= Entries shown =
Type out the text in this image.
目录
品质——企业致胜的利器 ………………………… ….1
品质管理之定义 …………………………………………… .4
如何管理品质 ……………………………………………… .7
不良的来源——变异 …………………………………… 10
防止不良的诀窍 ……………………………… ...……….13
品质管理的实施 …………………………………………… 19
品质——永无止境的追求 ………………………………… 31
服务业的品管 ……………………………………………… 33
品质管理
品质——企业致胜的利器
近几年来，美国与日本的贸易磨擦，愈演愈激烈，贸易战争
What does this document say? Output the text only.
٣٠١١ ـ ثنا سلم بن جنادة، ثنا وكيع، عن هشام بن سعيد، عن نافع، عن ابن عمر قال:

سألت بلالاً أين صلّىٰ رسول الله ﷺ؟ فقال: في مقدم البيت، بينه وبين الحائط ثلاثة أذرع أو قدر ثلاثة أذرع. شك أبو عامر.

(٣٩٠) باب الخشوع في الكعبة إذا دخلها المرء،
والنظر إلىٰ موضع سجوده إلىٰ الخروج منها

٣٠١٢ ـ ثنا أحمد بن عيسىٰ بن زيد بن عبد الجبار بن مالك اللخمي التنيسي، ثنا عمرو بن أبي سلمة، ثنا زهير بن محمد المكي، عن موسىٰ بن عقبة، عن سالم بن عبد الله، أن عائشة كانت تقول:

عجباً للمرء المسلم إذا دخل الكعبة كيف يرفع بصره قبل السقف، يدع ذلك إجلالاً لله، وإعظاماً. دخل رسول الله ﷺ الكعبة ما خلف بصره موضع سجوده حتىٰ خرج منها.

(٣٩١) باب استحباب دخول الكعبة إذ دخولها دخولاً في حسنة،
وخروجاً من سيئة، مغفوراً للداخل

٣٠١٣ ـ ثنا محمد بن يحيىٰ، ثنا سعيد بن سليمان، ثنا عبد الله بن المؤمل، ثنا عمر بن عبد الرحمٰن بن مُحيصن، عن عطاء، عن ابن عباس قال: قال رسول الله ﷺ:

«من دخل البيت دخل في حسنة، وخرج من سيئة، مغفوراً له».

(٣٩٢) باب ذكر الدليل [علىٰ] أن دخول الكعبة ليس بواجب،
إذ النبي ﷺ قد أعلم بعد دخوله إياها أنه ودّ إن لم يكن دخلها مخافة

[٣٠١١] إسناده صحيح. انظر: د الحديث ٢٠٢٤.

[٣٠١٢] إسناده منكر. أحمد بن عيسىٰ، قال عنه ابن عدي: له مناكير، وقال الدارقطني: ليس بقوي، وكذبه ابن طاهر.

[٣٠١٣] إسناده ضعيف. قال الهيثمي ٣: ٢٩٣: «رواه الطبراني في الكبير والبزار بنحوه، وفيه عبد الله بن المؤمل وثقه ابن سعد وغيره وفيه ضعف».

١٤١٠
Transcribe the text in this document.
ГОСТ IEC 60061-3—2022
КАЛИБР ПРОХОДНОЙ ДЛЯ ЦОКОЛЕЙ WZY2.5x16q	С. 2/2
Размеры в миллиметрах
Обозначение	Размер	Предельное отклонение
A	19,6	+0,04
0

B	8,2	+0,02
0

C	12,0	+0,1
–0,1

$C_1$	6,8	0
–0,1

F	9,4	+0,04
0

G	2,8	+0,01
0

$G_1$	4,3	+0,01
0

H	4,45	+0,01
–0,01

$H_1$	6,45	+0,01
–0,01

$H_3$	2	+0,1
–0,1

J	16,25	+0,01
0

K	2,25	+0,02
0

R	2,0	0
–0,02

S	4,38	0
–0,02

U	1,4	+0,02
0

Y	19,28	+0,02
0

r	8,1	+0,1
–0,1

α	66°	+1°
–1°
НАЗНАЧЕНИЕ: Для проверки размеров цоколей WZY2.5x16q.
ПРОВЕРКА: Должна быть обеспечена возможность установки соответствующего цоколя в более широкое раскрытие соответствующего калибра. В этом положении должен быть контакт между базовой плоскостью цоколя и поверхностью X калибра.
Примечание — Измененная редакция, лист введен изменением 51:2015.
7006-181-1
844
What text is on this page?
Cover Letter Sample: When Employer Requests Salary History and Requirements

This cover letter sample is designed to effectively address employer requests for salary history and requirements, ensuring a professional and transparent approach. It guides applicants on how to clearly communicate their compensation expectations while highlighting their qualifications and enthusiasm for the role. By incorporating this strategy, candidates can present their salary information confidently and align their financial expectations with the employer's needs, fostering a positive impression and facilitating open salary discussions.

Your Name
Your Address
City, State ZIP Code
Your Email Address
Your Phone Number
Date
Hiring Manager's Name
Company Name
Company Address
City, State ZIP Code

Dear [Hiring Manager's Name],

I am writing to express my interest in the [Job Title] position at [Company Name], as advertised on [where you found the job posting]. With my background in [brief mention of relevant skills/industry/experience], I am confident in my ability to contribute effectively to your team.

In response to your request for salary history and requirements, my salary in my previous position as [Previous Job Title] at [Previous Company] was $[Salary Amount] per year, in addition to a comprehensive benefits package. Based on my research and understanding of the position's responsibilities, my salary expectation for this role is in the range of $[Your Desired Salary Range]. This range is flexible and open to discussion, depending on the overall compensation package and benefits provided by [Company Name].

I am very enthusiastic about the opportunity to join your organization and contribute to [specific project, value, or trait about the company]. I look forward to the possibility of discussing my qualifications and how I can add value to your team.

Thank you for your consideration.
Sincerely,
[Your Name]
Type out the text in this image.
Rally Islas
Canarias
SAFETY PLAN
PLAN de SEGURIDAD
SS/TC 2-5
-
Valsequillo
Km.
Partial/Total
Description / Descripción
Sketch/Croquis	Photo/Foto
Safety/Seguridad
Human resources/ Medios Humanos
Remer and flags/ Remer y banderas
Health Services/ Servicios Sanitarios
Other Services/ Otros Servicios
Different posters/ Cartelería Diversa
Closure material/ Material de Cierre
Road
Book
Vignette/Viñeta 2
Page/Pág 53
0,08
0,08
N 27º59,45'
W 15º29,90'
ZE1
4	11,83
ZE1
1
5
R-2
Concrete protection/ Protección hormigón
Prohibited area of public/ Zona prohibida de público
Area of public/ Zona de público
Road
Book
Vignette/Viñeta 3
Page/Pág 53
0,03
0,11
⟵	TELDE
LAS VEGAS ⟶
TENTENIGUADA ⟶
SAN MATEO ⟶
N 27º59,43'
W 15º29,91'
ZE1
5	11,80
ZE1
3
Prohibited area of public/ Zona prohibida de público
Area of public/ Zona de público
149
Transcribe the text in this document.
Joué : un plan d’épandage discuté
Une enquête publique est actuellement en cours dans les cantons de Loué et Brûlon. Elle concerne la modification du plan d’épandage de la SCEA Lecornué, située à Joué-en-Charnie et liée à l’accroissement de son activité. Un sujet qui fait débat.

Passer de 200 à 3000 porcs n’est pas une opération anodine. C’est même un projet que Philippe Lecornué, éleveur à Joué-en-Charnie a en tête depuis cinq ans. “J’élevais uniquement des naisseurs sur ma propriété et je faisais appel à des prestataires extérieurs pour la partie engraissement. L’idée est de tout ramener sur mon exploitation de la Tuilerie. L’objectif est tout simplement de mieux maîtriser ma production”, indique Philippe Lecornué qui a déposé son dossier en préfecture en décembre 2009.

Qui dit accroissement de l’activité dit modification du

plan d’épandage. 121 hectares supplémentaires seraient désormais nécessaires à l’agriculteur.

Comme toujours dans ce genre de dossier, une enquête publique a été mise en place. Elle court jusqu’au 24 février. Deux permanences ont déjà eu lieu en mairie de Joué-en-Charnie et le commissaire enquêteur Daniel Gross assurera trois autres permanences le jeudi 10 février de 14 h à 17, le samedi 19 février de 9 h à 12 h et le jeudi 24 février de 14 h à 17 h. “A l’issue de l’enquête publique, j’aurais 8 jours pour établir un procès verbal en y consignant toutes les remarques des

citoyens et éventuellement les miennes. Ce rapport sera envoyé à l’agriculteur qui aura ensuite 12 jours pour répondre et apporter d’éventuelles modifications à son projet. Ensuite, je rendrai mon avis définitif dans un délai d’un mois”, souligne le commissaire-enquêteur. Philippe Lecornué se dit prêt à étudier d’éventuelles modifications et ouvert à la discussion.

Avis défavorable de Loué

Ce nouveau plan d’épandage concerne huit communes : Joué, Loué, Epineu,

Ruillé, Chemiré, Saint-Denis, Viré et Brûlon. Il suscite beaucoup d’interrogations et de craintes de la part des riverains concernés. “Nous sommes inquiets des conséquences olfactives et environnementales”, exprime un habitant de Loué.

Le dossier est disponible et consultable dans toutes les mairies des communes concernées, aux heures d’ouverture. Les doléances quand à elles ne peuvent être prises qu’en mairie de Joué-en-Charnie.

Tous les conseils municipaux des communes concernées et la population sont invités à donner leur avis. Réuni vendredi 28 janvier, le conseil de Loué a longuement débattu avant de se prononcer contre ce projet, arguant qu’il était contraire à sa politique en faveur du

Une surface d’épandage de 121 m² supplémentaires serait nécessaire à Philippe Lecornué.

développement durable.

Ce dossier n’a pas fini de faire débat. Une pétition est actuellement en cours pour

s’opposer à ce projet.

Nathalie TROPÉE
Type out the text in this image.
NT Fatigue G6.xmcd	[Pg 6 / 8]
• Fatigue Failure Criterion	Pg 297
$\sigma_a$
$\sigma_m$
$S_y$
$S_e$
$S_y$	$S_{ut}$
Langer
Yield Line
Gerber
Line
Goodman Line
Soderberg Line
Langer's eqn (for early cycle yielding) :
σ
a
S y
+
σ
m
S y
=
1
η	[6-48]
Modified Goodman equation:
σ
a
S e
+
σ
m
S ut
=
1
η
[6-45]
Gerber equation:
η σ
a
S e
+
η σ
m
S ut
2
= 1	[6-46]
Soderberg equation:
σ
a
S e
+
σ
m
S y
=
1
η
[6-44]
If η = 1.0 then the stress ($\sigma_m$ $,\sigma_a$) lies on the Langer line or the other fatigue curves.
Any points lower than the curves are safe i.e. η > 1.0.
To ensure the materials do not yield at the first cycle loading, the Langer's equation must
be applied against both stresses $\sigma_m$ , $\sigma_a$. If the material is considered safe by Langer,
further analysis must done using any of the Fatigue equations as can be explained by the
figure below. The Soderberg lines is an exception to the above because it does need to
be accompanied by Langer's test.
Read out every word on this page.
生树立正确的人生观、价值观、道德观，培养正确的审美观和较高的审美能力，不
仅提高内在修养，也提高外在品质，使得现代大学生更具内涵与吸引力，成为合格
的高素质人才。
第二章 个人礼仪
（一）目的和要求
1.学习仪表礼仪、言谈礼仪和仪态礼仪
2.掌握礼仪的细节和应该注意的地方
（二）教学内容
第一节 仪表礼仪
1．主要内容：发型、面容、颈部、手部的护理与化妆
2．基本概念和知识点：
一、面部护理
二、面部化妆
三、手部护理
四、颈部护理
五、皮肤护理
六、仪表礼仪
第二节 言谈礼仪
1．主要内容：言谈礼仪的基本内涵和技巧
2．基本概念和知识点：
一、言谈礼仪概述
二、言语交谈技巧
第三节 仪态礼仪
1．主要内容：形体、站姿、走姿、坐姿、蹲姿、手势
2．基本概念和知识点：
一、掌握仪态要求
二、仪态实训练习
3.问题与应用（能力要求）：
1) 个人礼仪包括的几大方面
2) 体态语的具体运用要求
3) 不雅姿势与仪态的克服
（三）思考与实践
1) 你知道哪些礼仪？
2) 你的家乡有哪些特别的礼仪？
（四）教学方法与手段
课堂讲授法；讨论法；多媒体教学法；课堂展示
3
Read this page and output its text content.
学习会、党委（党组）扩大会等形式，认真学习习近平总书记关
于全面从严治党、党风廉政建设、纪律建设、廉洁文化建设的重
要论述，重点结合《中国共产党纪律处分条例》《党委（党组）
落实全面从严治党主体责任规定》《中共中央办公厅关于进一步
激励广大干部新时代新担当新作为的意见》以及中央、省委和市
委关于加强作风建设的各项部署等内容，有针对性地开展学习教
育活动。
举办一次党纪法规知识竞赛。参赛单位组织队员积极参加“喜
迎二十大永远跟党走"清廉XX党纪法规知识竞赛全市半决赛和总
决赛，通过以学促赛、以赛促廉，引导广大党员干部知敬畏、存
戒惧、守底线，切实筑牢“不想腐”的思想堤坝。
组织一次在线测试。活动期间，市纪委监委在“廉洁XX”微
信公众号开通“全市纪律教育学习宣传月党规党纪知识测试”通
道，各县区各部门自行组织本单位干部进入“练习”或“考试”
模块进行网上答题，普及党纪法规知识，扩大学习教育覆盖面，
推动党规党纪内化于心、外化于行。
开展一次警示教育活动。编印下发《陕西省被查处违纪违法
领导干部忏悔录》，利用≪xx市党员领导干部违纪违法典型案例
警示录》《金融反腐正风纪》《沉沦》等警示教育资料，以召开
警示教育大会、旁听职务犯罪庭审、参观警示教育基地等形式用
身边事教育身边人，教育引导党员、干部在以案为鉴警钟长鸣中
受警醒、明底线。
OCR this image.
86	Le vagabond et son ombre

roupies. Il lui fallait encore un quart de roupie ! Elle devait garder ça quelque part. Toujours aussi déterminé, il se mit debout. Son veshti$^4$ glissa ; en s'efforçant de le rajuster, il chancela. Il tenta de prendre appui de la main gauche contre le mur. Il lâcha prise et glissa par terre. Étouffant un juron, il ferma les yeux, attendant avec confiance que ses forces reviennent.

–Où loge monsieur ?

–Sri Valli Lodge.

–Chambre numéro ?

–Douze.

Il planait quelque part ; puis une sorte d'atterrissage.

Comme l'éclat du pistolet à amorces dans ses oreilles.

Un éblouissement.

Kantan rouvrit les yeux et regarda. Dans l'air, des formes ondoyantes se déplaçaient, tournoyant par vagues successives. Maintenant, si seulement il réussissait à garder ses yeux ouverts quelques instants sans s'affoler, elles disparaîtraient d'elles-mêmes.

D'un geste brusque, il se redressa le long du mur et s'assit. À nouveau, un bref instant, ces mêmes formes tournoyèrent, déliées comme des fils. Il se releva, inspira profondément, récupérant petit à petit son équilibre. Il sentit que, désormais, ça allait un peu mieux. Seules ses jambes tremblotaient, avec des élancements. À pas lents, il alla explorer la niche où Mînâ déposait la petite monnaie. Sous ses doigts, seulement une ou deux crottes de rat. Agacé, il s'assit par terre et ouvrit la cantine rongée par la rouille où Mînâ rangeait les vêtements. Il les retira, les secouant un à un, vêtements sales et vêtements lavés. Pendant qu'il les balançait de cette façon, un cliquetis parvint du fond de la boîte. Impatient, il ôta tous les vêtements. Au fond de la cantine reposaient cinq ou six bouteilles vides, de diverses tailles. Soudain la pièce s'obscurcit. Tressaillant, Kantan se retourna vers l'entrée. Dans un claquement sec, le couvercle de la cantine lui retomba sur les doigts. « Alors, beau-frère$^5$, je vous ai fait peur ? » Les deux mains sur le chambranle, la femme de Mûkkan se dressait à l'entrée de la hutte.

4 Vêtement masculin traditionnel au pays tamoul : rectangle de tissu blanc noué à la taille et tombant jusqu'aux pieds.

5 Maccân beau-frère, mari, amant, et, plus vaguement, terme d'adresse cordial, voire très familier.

= Problem details =
In the entries above, find every line holding the word "محمد" and copy it out.

= Correct response =
٣٠١٢ ـ ثنا أحمد بن عيسىٰ بن زيد بن عبد الجبار بن مالك اللخمي التنيسي، ثنا عمرو بن أبي سلمة، ثنا زهير بن محمد المكي، عن موسىٰ بن عقبة، عن سالم بن عبد الله، أن عائشة كانت تقول:
٣٠١٣ ـ ثنا محمد بن يحيىٰ، ثنا سعيد بن سليمان، ثنا عبد الله بن المؤمل، ثنا عمر بن عبد الرحمٰن بن مُحيصن، عن عطاء، عن ابن عباس قال: قال رسول الله ﷺ:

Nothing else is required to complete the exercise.